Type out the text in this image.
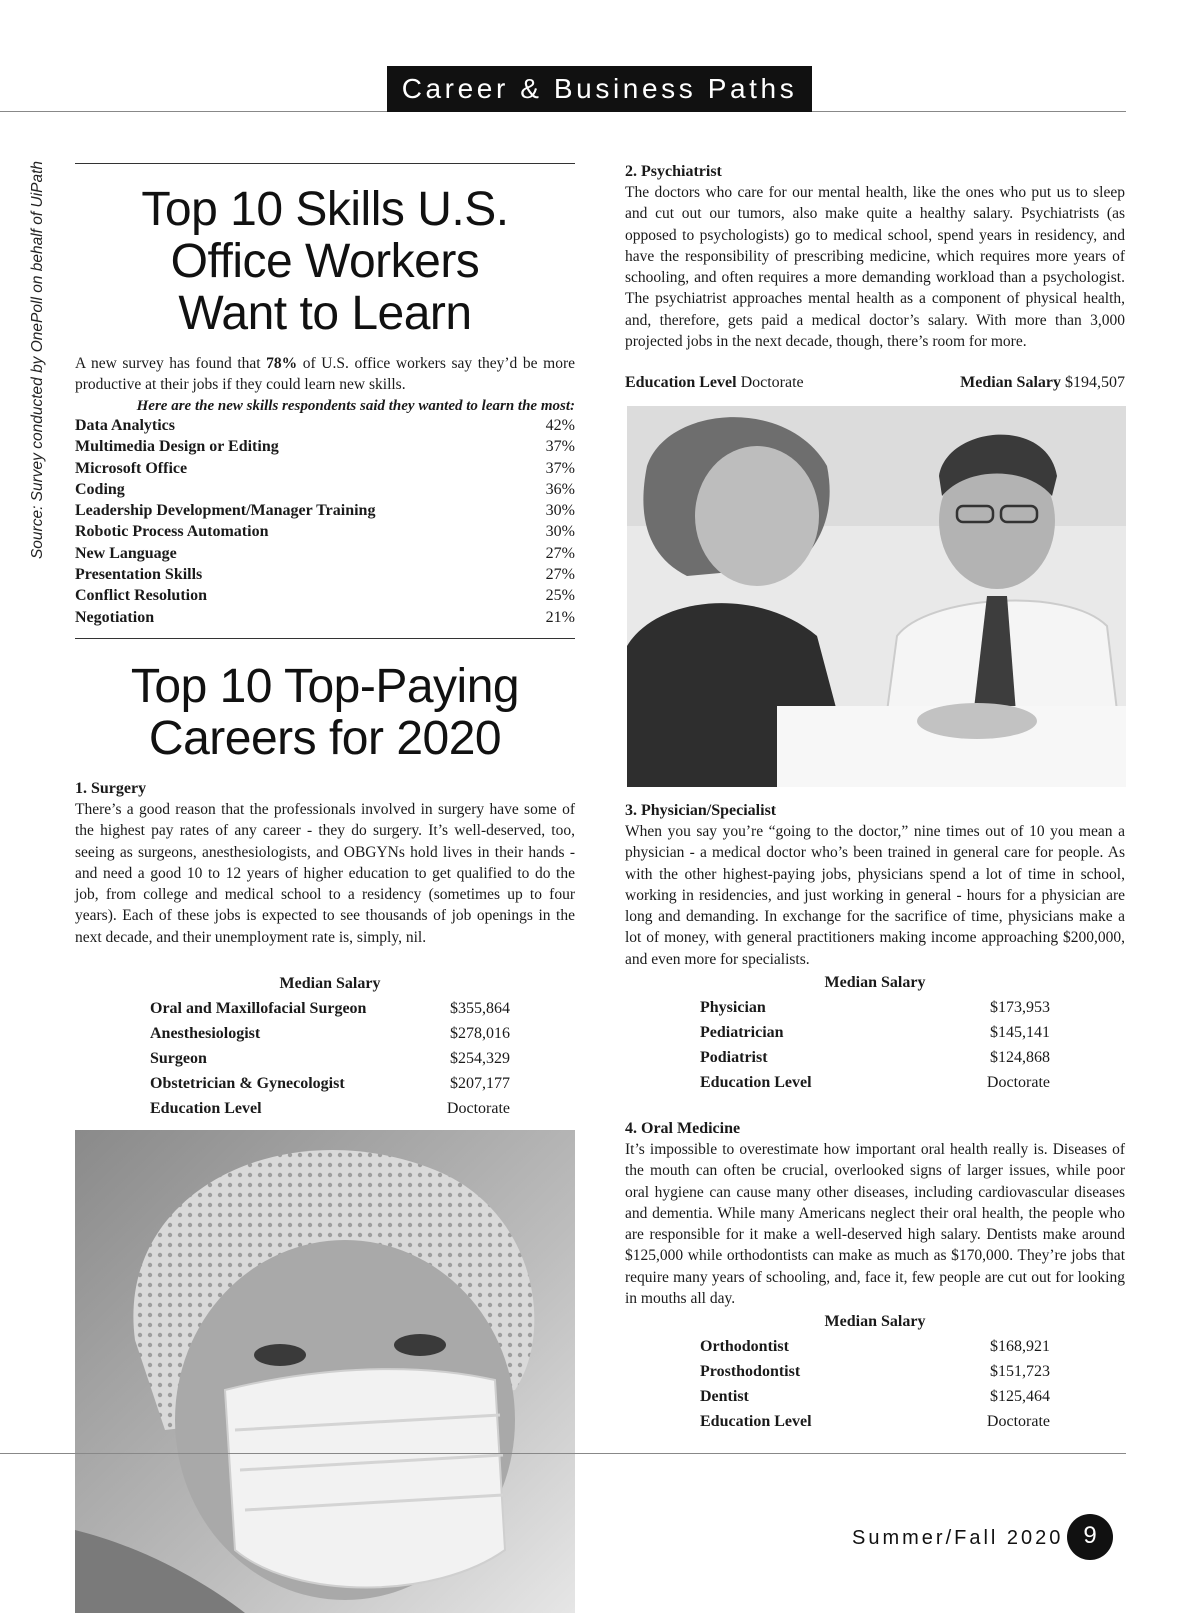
Career & Business Paths
Source: Survey conducted by OnePoll on behalf of UiPath	Top 10 Skills U.S.
Office Workers
Want to Learn
A new survey has found that 78% of U.S. office workers say they’d be more productive at their jobs if they could learn new skills.
Here are the new skills respondents said they wanted to learn the most:
Data Analytics	42%
Multimedia Design or Editing	37%
Microsoft Office	37%
Coding	36%
Leadership Development/Manager Training	30%
Robotic Process Automation	30%
New Language	27%
Presentation Skills	27%
Conflict Resolution	25%
Negotiation	21%
Top 10 Top-Paying
Careers for 2020
1. Surgery
There’s a good reason that the professionals involved in surgery have some of the highest pay rates of any career - they do surgery. It’s well-deserved, too, seeing as surgeons, anesthesiologists, and OBGYNs hold lives in their hands - and need a good 10 to 12 years of higher education to get qualified to do the job, from college and medical school to a residency (sometimes up to four years). Each of these jobs is expected to see thousands of job openings in the next decade, and their unemployment rate is, simply, nil.
Median Salary
Oral and Maxillofacial Surgeon	$355,864
Anesthesiologist	$278,016
Surgeon	$254,329
Obstetrician & Gynecologist	$207,177
Education Level	Doctorate
2. Psychiatrist
The doctors who care for our mental health, like the ones who put us to sleep and cut out our tumors, also make quite a healthy salary. Psychiatrists (as opposed to psychologists) go to medical school, spend years in residency, and have the responsibility of prescribing medicine, which requires more years of schooling, and often requires a more demanding workload than a psychologist. The psychiatrist approaches mental health as a component of physical health, and, therefore, gets paid a medical doctor’s salary. With more than 3,000 projected jobs in the next decade, though, there’s room for more.
Education Level Doctorate	Median Salary $194,507
3. Physician/Specialist
When you say you’re “going to the doctor,” nine times out of 10 you mean a physician - a medical doctor who’s been trained in general care for people. As with the other highest-paying jobs, physicians spend a lot of time in school, working in residencies, and just working in general - hours for a physician are long and demanding. In exchange for the sacrifice of time, physicians make a lot of money, with general practitioners making income approaching $200,000, and even more for specialists.
Median Salary
Physician	$173,953
Pediatrician	$145,141
Podiatrist	$124,868
Education Level	Doctorate
4. Oral Medicine
It’s impossible to overestimate how important oral health really is. Diseases of the mouth can often be crucial, overlooked signs of larger issues, while poor oral hygiene can cause many other diseases, including cardiovascular diseases and dementia. While many Americans neglect their oral health, the people who are responsible for it make a well-deserved high salary. Dentists make around $125,000 while orthodontists can make as much as $170,000. They’re jobs that require many years of schooling, and, face it, few people are cut out for looking in mouths all day.
Median Salary
Orthodontist	$168,921
Prosthodontist	$151,723
Dentist	$125,464
Education Level	Doctorate
Summer/Fall 2020 9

▸ Exercise: Retype the listing above exactly, please. Pictures do not belong in the copy.

▸ Completed exercise:
Type out the text in this image.
Career & Business Paths
Source: Survey conducted by OnePoll on behalf of UiPath	Top 10 Skills U.S.
Office Workers
Want to Learn
A new survey has found that 78% of U.S. office workers say they’d be more productive at their jobs if they could learn new skills.
Here are the new skills respondents said they wanted to learn the most:
Data Analytics	42%
Multimedia Design or Editing	37%
Microsoft Office	37%
Coding	36%
Leadership Development/Manager Training	30%
Robotic Process Automation	30%
New Language	27%
Presentation Skills	27%
Conflict Resolution	25%
Negotiation	21%
Top 10 Top-Paying
Careers for 2020
1. Surgery
There’s a good reason that the professionals involved in surgery have some of the highest pay rates of any career - they do surgery. It’s well-deserved, too, seeing as surgeons, anesthesiologists, and OBGYNs hold lives in their hands - and need a good 10 to 12 years of higher education to get qualified to do the job, from college and medical school to a residency (sometimes up to four years). Each of these jobs is expected to see thousands of job openings in the next decade, and their unemployment rate is, simply, nil.
Median Salary
Oral and Maxillofacial Surgeon	$355,864
Anesthesiologist	$278,016
Surgeon	$254,329
Obstetrician & Gynecologist	$207,177
Education Level	Doctorate
2. Psychiatrist
The doctors who care for our mental health, like the ones who put us to sleep and cut out our tumors, also make quite a healthy salary. Psychiatrists (as opposed to psychologists) go to medical school, spend years in residency, and have the responsibility of prescribing medicine, which requires more years of schooling, and often requires a more demanding workload than a psychologist. The psychiatrist approaches mental health as a component of physical health, and, therefore, gets paid a medical doctor’s salary. With more than 3,000 projected jobs in the next decade, though, there’s room for more.
Education Level Doctorate	Median Salary $194,507
3. Physician/Specialist
When you say you’re “going to the doctor,” nine times out of 10 you mean a physician - a medical doctor who’s been trained in general care for people. As with the other highest-paying jobs, physicians spend a lot of time in school, working in residencies, and just working in general - hours for a physician are long and demanding. In exchange for the sacrifice of time, physicians make a lot of money, with general practitioners making income approaching $200,000, and even more for specialists.
Median Salary
Physician	$173,953
Pediatrician	$145,141
Podiatrist	$124,868
Education Level	Doctorate
4. Oral Medicine
It’s impossible to overestimate how important oral health really is. Diseases of the mouth can often be crucial, overlooked signs of larger issues, while poor oral hygiene can cause many other diseases, including cardiovascular diseases and dementia. While many Americans neglect their oral health, the people who are responsible for it make a well-deserved high salary. Dentists make around $125,000 while orthodontists can make as much as $170,000. They’re jobs that require many years of schooling, and, face it, few people are cut out for looking in mouths all day.
Median Salary
Orthodontist	$168,921
Prosthodontist	$151,723
Dentist	$125,464
Education Level	Doctorate
Summer/Fall 2020 9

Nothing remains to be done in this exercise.